- _Aim 1_: According to the post on transit vetting with a CNN, how many synthetic light curves was the network trained on?
- _Aim 2_: Write out the passage from the transit vetting post starting with "The previous post" and going on through "mimic a planet.".

Transit Vetting with a CNN · Paolo Oliveira | Machine Learning, Astrophysics & Space Systems

TESS has produced more than 7,800 planet candidates and fewer than 720 are confirmed. Most of the rest are eclipsing binaries, background blends or instrumental artifacts that happen to look like transits. Checking that backlog by hand does not scale, which is why automated vetting is now a standard step. This post builds a two-branch CNN that separates real planet signals from the usual impostors using phase-folded light curves.

The discriminative counterpart

The previous post was generative: given a transit, infer its parameters. This one is discriminative: given a candidate, decide whether it is a planet at all. The two go together. Vetting triages the pile, SBI characterizes what survives.

A synthetic but honest dataset

I build the training set from three populations, because the interesting question is not whether a CNN can spot a deep clean dip but whether it can resist the things that mimic a planet.

Planets: limb-darkened transits from batman, shallow, sometimes grazing.
Eclipsing binaries: a stellar companion modelled with the same transit code, so the eclipse shape is realistic rather than a giveaway sharp V. Depths overlap the planet range at the low end, and a weak secondary eclipse shows up only part of the time.
Stellar variability: smooth quasi-periodic wiggles with no eclipse.

The overlap is deliberate. A grazing eclipsing binary with no visible secondary looks almost exactly like a small planet, and that is the case real pipelines actually get wrong.

Example global and local views for a planet, an eclipsing binary, and stellar variability — One example of each class, in the global and local views the network sees.

Each candidate is turned into two views, following the Astronet recipe: a low-resolution global view of the full phase-folded curve, and a high-resolution local view zoomed on the transit.

The model

Two small 1D-CNN branches, one per view, concatenated into a dense head.

class VetNet(nn.Module):
    def __init__(self):
        super().__init__()
        self.g = branch(N_GLOBAL)   # global-view conv stack
        self.l = branch(N_LOCAL)    # local-view conv stack
        self.head = nn.Sequential(
            nn.LazyLinear(64), nn.ReLU(), nn.Dropout(0.3), nn.Linear(64, 1))

    def forward(self, g, l):
        return self.head(torch.cat([self.g(g), self.l(l)], 1)).squeeze(1)

Training on 6000 synthetic light curves took a few seconds on a laptop GPU (Apple MPS).

Results

On 2000 held-out candidates:

ROC AUC = 0.9602
average precision = 0.9376
@0.5  precision 0.890  recall 0.983  (TP 978  FP 121  FN 17  TN 884)

- _Data_:
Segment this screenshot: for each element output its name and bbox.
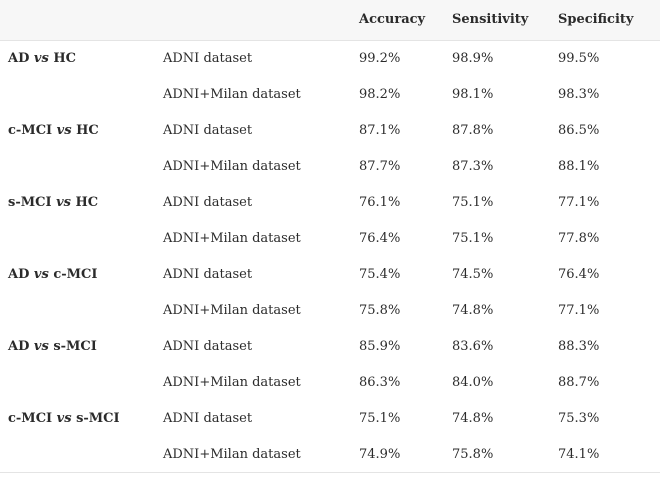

- _Written solution 1_: 6000 synthetic light curves.

- _Written solution 2_:
The previous post was generative: given a transit, infer its parameters. This one is discriminative: given a candidate, decide whether it is a planet at all. The two go together. Vetting triages the pile, SBI characterizes what survives.

A synthetic but honest dataset

I build the training set from three populations, because the interesting question is not whether a CNN can spot a deep clean dip but whether it can resist the things that mimic a planet.